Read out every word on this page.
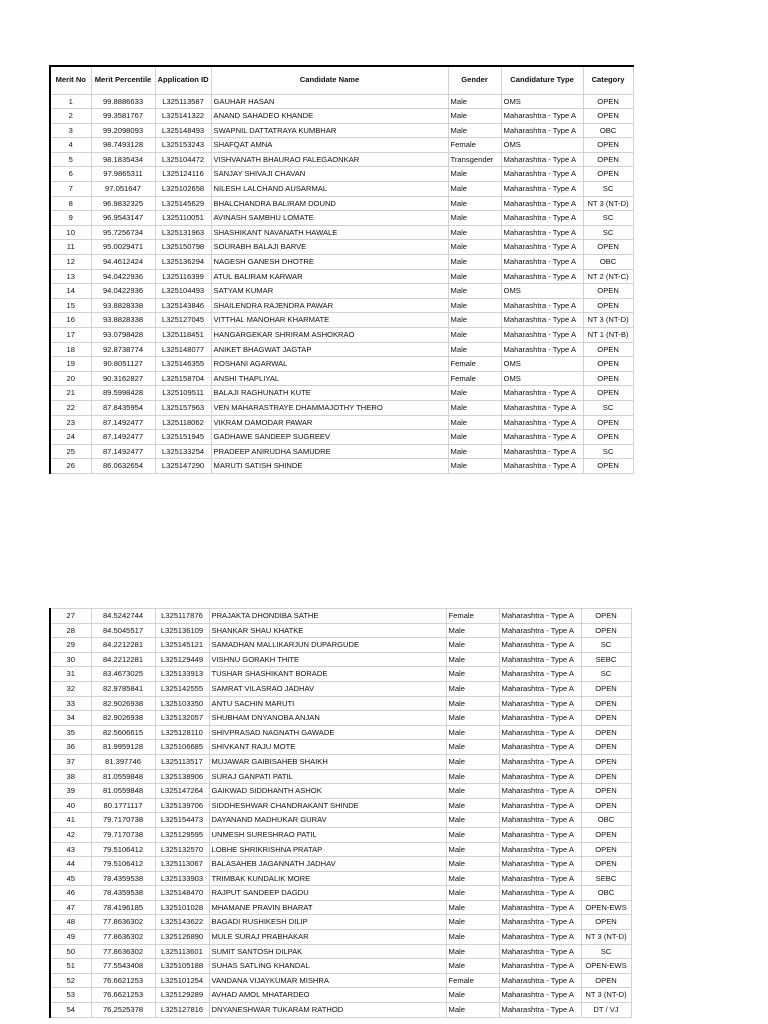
Merit No	Merit Percentile	Application ID	Candidate Name	Gender	Candidature Type	Category
1	99.8886633	L325113587	GAUHAR HASAN	Male	OMS	OPEN
2	99.3581767	L325141322	ANAND SAHADEO KHANDE	Male	Maharashtra - Type A	OPEN
3	99.2098093	L325148493	SWAPNIL DATTATRAYA KUMBHAR	Male	Maharashtra - Type A	OBC
4	98.7493128	L325153243	SHAFQAT AMNA	Female	OMS	OPEN
5	98.1835434	L325104472	VISHVANATH BHAURAO FALEGAONKAR	Transgender	Maharashtra - Type A	OPEN
6	97.9865311	L325124116	SANJAY SHIVAJI CHAVAN	Male	Maharashtra - Type A	OPEN
7	97.051647	L325102658	NILESH LALCHAND AUSARMAL	Male	Maharashtra - Type A	SC
8	96.9832325	L325145629	BHALCHANDRA BALIRAM DOUND	Male	Maharashtra - Type A	NT 3 (NT-D)
9	96.9543147	L325110051	AVINASH SAMBHU LOMATE	Male	Maharashtra - Type A	SC
10	95.7256734	L325131963	SHASHIKANT NAVANATH HAWALE	Male	Maharashtra - Type A	SC
11	95.0029471	L325150798	SOURABH BALAJI BARVE	Male	Maharashtra - Type A	OPEN
12	94.4612424	L325136294	NAGESH GANESH DHOTRE	Male	Maharashtra - Type A	OBC
13	94.0422936	L325116399	ATUL BALIRAM KARWAR	Male	Maharashtra - Type A	NT 2 (NT-C)
14	94.0422936	L325104493	SATYAM KUMAR	Male	OMS	OPEN
15	93.8828338	L325143846	SHAILENDRA RAJENDRA PAWAR	Male	Maharashtra - Type A	OPEN
16	93.8828338	L325127045	VITTHAL MANOHAR KHARMATE	Male	Maharashtra - Type A	NT 3 (NT-D)
17	93.0798428	L325118451	HANGARGEKAR SHRIRAM ASHOKRAO	Male	Maharashtra - Type A	NT 1 (NT-B)
18	92.8738774	L325148077	ANIKET BHAGWAT JAGTAP	Male	Maharashtra - Type A	OPEN
19	90.8051127	L325146355	ROSHANI AGARWAL	Female	OMS	OPEN
20	90.3162827	L325158704	ANSHI THAPLIYAL	Female	OMS	OPEN
21	89.5998428	L325109511	BALAJI RAGHUNATH KUTE	Male	Maharashtra - Type A	OPEN
22	87.8435954	L325157963	VEN MAHARASTRAYE DHAMMAJOTHY THERO	Male	Maharashtra - Type A	SC
23	87.1492477	L325118062	VIKRAM DAMODAR PAWAR	Male	Maharashtra - Type A	OPEN
24	87.1492477	L325151945	GADHAWE SANDEEP SUGREEV	Male	Maharashtra - Type A	OPEN
25	87.1492477	L325133254	PRADEEP ANIRUDHA SAMUDRE	Male	Maharashtra - Type A	SC
26	86.0632654	L325147290	MARUTI SATISH SHINDE	Male	Maharashtra - Type A	OPEN
27	84.5242744	L325117876	PRAJAKTA DHONDIBA SATHE	Female	Maharashtra - Type A	OPEN
28	84.5045517	L325136109	SHANKAR SHAU KHATKE	Male	Maharashtra - Type A	OPEN
29	84.2212281	L325145121	SAMADHAN MALLIKARJUN DUPARGUDE	Male	Maharashtra - Type A	SC
30	84.2212281	L325129449	VISHNU GORAKH THITE	Male	Maharashtra - Type A	SEBC
31	83.4673025	L325133913	TUSHAR SHASHIKANT BORADE	Male	Maharashtra - Type A	SC
32	82.9785841	L325142555	SAMRAT VILASRAO JADHAV	Male	Maharashtra - Type A	OPEN
33	82.9026938	L325103350	ANTU SACHIN MARUTI	Male	Maharashtra - Type A	OPEN
34	82.9026938	L325132057	SHUBHAM DNYANOBA ANJAN	Male	Maharashtra - Type A	OPEN
35	82.5606615	L325128110	SHIVPRASAD NAGNATH GAWADE	Male	Maharashtra - Type A	OPEN
36	81.9959128	L325106685	SHIVKANT RAJU MOTE	Male	Maharashtra - Type A	OPEN
37	81.397746	L325113517	MUJAWAR GAIBISAHEB SHAIKH	Male	Maharashtra - Type A	OPEN
38	81.0559848	L325138906	SURAJ GANPATI PATIL	Male	Maharashtra - Type A	OPEN
39	81.0559848	L325147264	GAIKWAD SIDDHANTH ASHOK	Male	Maharashtra - Type A	OPEN
40	80.1771117	L325139706	SIDDHESHWAR CHANDRAKANT SHINDE	Male	Maharashtra - Type A	OPEN
41	79.7170738	L325154473	DAYANAND MADHUKAR GURAV	Male	Maharashtra - Type A	OBC
42	79.7170738	L325129595	UNMESH SURESHRAO PATIL	Male	Maharashtra - Type A	OPEN
43	79.5106412	L325132570	LOBHE SHRIKRISHNA PRATAP	Male	Maharashtra - Type A	OPEN
44	79.5106412	L325113067	BALASAHEB JAGANNATH JADHAV	Male	Maharashtra - Type A	OPEN
45	78.4359538	L325133903	TRIMBAK KUNDALIK MORE	Male	Maharashtra - Type A	SEBC
46	78.4359538	L325148470	RAJPUT SANDEEP DAGDU	Male	Maharashtra - Type A	OBC
47	78.4196185	L325101028	MHAMANE PRAVIN BHARAT	Male	Maharashtra - Type A	OPEN-EWS
48	77.8636302	L325143622	BAGADI RUSHIKESH DILIP	Male	Maharashtra - Type A	OPEN
49	77.8636302	L325126890	MULE SURAJ PRABHAKAR	Male	Maharashtra - Type A	NT 3 (NT-D)
50	77.8636302	L325113601	SUMIT SANTOSH DILPAK	Male	Maharashtra - Type A	SC
51	77.5543408	L325105188	SUHAS SATLING KHANDAL	Male	Maharashtra - Type A	OPEN-EWS
52	76.6621253	L325101254	VANDANA VIJAYKUMAR MISHRA	Female	Maharashtra - Type A	OPEN
53	76.6621253	L325129289	AVHAD AMOL MHATARDEO	Male	Maharashtra - Type A	NT 3 (NT-D)
54	76.2525378	L325127816	DNYANESHWAR TUKARAM RATHOD	Male	Maharashtra - Type A	DT / VJ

——————

From start to finish, output the listing exactly, but omit its pictures.

Read out every word on this page.
Merit No	Merit Percentile	Application ID	Candidate Name	Gender	Candidature Type	Category
1	99.8886633	L325113587	GAUHAR HASAN	Male	OMS	OPEN
2	99.3581767	L325141322	ANAND SAHADEO KHANDE	Male	Maharashtra - Type A	OPEN
3	99.2098093	L325148493	SWAPNIL DATTATRAYA KUMBHAR	Male	Maharashtra - Type A	OBC
4	98.7493128	L325153243	SHAFQAT AMNA	Female	OMS	OPEN
5	98.1835434	L325104472	VISHVANATH BHAURAO FALEGAONKAR	Transgender	Maharashtra - Type A	OPEN
6	97.9865311	L325124116	SANJAY SHIVAJI CHAVAN	Male	Maharashtra - Type A	OPEN
7	97.051647	L325102658	NILESH LALCHAND AUSARMAL	Male	Maharashtra - Type A	SC
8	96.9832325	L325145629	BHALCHANDRA BALIRAM DOUND	Male	Maharashtra - Type A	NT 3 (NT-D)
9	96.9543147	L325110051	AVINASH SAMBHU LOMATE	Male	Maharashtra - Type A	SC
10	95.7256734	L325131963	SHASHIKANT NAVANATH HAWALE	Male	Maharashtra - Type A	SC
11	95.0029471	L325150798	SOURABH BALAJI BARVE	Male	Maharashtra - Type A	OPEN
12	94.4612424	L325136294	NAGESH GANESH DHOTRE	Male	Maharashtra - Type A	OBC
13	94.0422936	L325116399	ATUL BALIRAM KARWAR	Male	Maharashtra - Type A	NT 2 (NT-C)
14	94.0422936	L325104493	SATYAM KUMAR	Male	OMS	OPEN
15	93.8828338	L325143846	SHAILENDRA RAJENDRA PAWAR	Male	Maharashtra - Type A	OPEN
16	93.8828338	L325127045	VITTHAL MANOHAR KHARMATE	Male	Maharashtra - Type A	NT 3 (NT-D)
17	93.0798428	L325118451	HANGARGEKAR SHRIRAM ASHOKRAO	Male	Maharashtra - Type A	NT 1 (NT-B)
18	92.8738774	L325148077	ANIKET BHAGWAT JAGTAP	Male	Maharashtra - Type A	OPEN
19	90.8051127	L325146355	ROSHANI AGARWAL	Female	OMS	OPEN
20	90.3162827	L325158704	ANSHI THAPLIYAL	Female	OMS	OPEN
21	89.5998428	L325109511	BALAJI RAGHUNATH KUTE	Male	Maharashtra - Type A	OPEN
22	87.8435954	L325157963	VEN MAHARASTRAYE DHAMMAJOTHY THERO	Male	Maharashtra - Type A	SC
23	87.1492477	L325118062	VIKRAM DAMODAR PAWAR	Male	Maharashtra - Type A	OPEN
24	87.1492477	L325151945	GADHAWE SANDEEP SUGREEV	Male	Maharashtra - Type A	OPEN
25	87.1492477	L325133254	PRADEEP ANIRUDHA SAMUDRE	Male	Maharashtra - Type A	SC
26	86.0632654	L325147290	MARUTI SATISH SHINDE	Male	Maharashtra - Type A	OPEN
27	84.5242744	L325117876	PRAJAKTA DHONDIBA SATHE	Female	Maharashtra - Type A	OPEN
28	84.5045517	L325136109	SHANKAR SHAU KHATKE	Male	Maharashtra - Type A	OPEN
29	84.2212281	L325145121	SAMADHAN MALLIKARJUN DUPARGUDE	Male	Maharashtra - Type A	SC
30	84.2212281	L325129449	VISHNU GORAKH THITE	Male	Maharashtra - Type A	SEBC
31	83.4673025	L325133913	TUSHAR SHASHIKANT BORADE	Male	Maharashtra - Type A	SC
32	82.9785841	L325142555	SAMRAT VILASRAO JADHAV	Male	Maharashtra - Type A	OPEN
33	82.9026938	L325103350	ANTU SACHIN MARUTI	Male	Maharashtra - Type A	OPEN
34	82.9026938	L325132057	SHUBHAM DNYANOBA ANJAN	Male	Maharashtra - Type A	OPEN
35	82.5606615	L325128110	SHIVPRASAD NAGNATH GAWADE	Male	Maharashtra - Type A	OPEN
36	81.9959128	L325106685	SHIVKANT RAJU MOTE	Male	Maharashtra - Type A	OPEN
37	81.397746	L325113517	MUJAWAR GAIBISAHEB SHAIKH	Male	Maharashtra - Type A	OPEN
38	81.0559848	L325138906	SURAJ GANPATI PATIL	Male	Maharashtra - Type A	OPEN
39	81.0559848	L325147264	GAIKWAD SIDDHANTH ASHOK	Male	Maharashtra - Type A	OPEN
40	80.1771117	L325139706	SIDDHESHWAR CHANDRAKANT SHINDE	Male	Maharashtra - Type A	OPEN
41	79.7170738	L325154473	DAYANAND MADHUKAR GURAV	Male	Maharashtra - Type A	OBC
42	79.7170738	L325129595	UNMESH SURESHRAO PATIL	Male	Maharashtra - Type A	OPEN
43	79.5106412	L325132570	LOBHE SHRIKRISHNA PRATAP	Male	Maharashtra - Type A	OPEN
44	79.5106412	L325113067	BALASAHEB JAGANNATH JADHAV	Male	Maharashtra - Type A	OPEN
45	78.4359538	L325133903	TRIMBAK KUNDALIK MORE	Male	Maharashtra - Type A	SEBC
46	78.4359538	L325148470	RAJPUT SANDEEP DAGDU	Male	Maharashtra - Type A	OBC
47	78.4196185	L325101028	MHAMANE PRAVIN BHARAT	Male	Maharashtra - Type A	OPEN-EWS
48	77.8636302	L325143622	BAGADI RUSHIKESH DILIP	Male	Maharashtra - Type A	OPEN
49	77.8636302	L325126890	MULE SURAJ PRABHAKAR	Male	Maharashtra - Type A	NT 3 (NT-D)
50	77.8636302	L325113601	SUMIT SANTOSH DILPAK	Male	Maharashtra - Type A	SC
51	77.5543408	L325105188	SUHAS SATLING KHANDAL	Male	Maharashtra - Type A	OPEN-EWS
52	76.6621253	L325101254	VANDANA VIJAYKUMAR MISHRA	Female	Maharashtra - Type A	OPEN
53	76.6621253	L325129289	AVHAD AMOL MHATARDEO	Male	Maharashtra - Type A	NT 3 (NT-D)
54	76.2525378	L325127816	DNYANESHWAR TUKARAM RATHOD	Male	Maharashtra - Type A	DT / VJ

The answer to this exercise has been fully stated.